Raine J. Peltokoski

Personal information
- Nationality: Finnish
- Occupation: IPSC shooter

Sport
- Team: Lapua / JP Enterprice

Medal record
IPSC
Representing Finland
IPSC Rifle World Shoot
| Silver medal – second place | 2017 | Open |
| Silver medal – second place | 2019 | Open |
| Bronze medal – third place | 2024 | Open |
IPSC European Rifle Championship
| Gold medal – first place | 2009 Hengsvann | Open |
| Gold medal – first place | 2012 Veliko Tărnovo | Open |
| Gold medal – first place | 2015 Bükk | Open |
IPSC Finnish Rifle Championship
| Bronze medal – third place | 2005 | Open |
| Gold medal – first place | 2006 | Open |
| Silver medal – second place | 2007 | Open |
| Gold medal – first place | 2008 | Open |
| Gold medal – first place | 2009 | Open |
| Gold medal – first place | 2010 | Open |
| Gold medal – first place | 2011 | Open |
| Gold medal – first place | 2012 | Open |
| Gold medal – first place | 2014 | Open |
IPSC Shotgun World Shoot
| Silver medal – second place | 2015 | Standard |
IPSC European Shotgun Championship
| Silver medal – second place | 2006 | Standard |
IPSC Finnish Shotgun Championship
| Bronze medal – third place | 2000 | Standard |
| Silver medal – second place | 2002 | Standard |
| Silver medal – second place | 2004 | Standard |
| Gold medal – first place | 2007 | Open |
| Gold medal – first place | 2008 | Standard |
| Gold medal – first place | 2009 | Standard |
| Gold medal – first place | 2010 | Standard |
| Gold medal – first place | 2011 | Standard |
IPSC Finnish Handgun Championship
| Gold medal – first place | 1993 | Modified |
| Gold medal – first place | 2005 | Production |
| Bronze medal – third place | 2006 | Production |
| Bronze medal – third place | 2007 | Open |
| Bronze medal – third place | 2008 | Production |
| Gold medal – first place | 2009 | Open |
| Gold medal – first place | 2010 | Open |
| Gold medal – first place | 2011 | Open |
| Gold medal – first place | 2012 | Open |
IPSC Finnish Tournament Championship
| Gold medal – first place | 2004 | Open |
| Gold medal – first place | 2007 | Open |
| Gold medal – first place | 2009 | Open |
| Gold medal – first place | 2010 | Open |
| Gold medal – first place | 2011 | Open |

= Raine Peltokoski =

Finnish sport shooter

Raine J. Peltokoski is a Finnish sport shooter who has won the IPSC European Rifle Championship three times (2009, 2012, 2015 ), and the IPSC European Shotgun Championship once (2006). Raine has two IPSC Rifle World Shoot silver medals from 2017 and 2019 and a bronze medal from 2024, all in the Open division. He is sponsored by Lapua ammunition and Armi Dallera Custom rifles. He also has 7 Finnish Rifle Championship gold medals (2006, 2008, 2009, 2011, 2012, 2014 and 2015), one silver medal (2007) and one bronze medal (2005).

Raine started competing actively in 1989, and took his first Finnish championship title in the Modified division at the 1993 IPSC Finnish Handgun Championship. He focused on pistol and shotgun competitions until 2005, when he also started to focus on the rifle discipline. From 2010 to 2012 he continuously led the Finnish practical shooting rankings with full 100% results in both Open pistol, Open rifle and Standard shotgun.

Raine is the father of renowned conductor, pianist, and composer, Tarmo Peltokoski.

◆ Data extracts
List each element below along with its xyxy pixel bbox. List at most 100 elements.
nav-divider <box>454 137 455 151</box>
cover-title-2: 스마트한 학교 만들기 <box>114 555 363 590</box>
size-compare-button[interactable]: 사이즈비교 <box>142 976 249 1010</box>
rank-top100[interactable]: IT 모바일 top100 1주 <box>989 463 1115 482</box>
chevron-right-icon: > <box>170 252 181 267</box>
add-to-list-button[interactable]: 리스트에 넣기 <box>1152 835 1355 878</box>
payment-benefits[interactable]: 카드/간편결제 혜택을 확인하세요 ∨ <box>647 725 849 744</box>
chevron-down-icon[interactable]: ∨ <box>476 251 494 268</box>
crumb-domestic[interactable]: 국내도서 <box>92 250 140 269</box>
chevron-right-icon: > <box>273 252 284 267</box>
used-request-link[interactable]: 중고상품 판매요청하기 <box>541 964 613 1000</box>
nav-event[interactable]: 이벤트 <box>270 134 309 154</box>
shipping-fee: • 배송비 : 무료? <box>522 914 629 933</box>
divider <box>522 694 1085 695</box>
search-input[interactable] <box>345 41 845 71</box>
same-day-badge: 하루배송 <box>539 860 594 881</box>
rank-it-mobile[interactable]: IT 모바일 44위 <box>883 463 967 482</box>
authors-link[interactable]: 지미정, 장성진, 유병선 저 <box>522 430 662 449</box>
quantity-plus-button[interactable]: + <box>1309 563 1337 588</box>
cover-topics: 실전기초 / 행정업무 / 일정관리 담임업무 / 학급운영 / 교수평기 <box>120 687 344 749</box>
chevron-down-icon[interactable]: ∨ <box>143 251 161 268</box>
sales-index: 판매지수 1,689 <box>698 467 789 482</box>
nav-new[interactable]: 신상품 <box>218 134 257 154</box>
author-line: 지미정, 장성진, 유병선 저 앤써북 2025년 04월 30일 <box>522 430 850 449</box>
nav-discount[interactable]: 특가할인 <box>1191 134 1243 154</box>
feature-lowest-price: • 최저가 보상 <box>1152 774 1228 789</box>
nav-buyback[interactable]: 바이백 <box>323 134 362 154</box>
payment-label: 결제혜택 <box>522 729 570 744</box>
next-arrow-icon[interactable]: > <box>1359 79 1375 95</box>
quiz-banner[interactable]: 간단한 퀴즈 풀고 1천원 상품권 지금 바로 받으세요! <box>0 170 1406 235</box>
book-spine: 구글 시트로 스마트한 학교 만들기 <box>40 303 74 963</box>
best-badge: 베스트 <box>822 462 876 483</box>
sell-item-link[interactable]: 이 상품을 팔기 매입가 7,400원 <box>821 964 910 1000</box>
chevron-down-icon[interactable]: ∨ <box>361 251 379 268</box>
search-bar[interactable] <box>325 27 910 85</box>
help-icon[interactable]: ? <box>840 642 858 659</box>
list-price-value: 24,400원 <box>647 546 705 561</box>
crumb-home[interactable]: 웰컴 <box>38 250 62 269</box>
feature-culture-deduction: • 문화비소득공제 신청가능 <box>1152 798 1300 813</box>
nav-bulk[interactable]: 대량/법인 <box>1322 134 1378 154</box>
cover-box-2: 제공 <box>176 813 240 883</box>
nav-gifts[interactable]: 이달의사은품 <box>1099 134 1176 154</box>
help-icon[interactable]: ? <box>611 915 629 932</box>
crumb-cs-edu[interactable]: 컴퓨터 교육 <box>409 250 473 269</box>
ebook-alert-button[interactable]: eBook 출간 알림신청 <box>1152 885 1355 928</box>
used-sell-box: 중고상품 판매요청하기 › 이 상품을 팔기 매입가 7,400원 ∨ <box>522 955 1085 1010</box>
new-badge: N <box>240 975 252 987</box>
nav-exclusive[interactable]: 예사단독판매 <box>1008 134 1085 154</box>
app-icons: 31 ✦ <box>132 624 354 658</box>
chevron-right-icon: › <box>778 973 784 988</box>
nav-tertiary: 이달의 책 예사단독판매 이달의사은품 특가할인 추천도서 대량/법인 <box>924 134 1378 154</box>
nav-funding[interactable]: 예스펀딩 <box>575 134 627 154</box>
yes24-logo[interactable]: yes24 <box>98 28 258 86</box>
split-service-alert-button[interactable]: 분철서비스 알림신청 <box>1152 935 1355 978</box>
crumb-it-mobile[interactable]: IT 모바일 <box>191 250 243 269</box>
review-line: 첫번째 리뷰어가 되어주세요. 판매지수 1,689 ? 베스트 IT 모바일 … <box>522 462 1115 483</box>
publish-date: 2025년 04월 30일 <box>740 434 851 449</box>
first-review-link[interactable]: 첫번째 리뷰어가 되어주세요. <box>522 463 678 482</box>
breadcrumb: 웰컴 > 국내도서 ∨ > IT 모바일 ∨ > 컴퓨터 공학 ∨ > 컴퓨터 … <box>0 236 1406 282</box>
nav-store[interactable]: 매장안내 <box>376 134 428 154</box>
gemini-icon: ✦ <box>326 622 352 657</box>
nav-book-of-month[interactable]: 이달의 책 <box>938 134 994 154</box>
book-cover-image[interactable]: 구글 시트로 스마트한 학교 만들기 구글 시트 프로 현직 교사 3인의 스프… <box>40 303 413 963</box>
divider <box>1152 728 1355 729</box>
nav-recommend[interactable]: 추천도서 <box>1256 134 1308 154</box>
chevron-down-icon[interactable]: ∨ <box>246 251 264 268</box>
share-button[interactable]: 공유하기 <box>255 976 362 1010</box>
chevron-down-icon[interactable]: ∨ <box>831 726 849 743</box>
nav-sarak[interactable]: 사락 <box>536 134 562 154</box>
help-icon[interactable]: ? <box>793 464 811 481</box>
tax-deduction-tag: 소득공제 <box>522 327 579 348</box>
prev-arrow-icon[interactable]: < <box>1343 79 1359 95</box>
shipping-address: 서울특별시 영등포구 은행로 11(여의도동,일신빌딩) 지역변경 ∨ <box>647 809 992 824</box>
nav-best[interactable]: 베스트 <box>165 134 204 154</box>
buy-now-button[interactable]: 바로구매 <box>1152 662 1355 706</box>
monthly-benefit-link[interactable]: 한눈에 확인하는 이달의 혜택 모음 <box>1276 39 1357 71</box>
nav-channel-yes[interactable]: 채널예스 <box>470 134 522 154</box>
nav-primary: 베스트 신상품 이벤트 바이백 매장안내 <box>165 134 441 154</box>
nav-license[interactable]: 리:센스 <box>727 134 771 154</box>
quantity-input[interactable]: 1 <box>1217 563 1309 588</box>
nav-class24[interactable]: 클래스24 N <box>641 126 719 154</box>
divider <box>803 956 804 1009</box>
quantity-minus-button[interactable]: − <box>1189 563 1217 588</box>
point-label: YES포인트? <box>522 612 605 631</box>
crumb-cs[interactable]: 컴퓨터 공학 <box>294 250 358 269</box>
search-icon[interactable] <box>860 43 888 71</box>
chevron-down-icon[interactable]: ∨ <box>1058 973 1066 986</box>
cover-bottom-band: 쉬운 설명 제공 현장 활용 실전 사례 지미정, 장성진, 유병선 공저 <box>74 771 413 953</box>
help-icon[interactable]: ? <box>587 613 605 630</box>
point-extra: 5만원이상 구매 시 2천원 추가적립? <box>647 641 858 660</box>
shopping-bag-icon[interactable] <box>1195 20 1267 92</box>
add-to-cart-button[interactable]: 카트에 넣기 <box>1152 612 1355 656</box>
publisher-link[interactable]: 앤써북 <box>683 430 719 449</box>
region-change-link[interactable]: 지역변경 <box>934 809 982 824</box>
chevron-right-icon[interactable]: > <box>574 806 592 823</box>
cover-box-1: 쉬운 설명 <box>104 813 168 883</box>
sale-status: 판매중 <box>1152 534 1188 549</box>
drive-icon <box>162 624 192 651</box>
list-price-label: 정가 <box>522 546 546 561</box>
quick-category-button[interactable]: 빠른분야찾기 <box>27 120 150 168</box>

◆ Problem requirements
According to the profile of Raine J. Peltokoski, in what year did he start competing actively?

◆ Exercise output
1989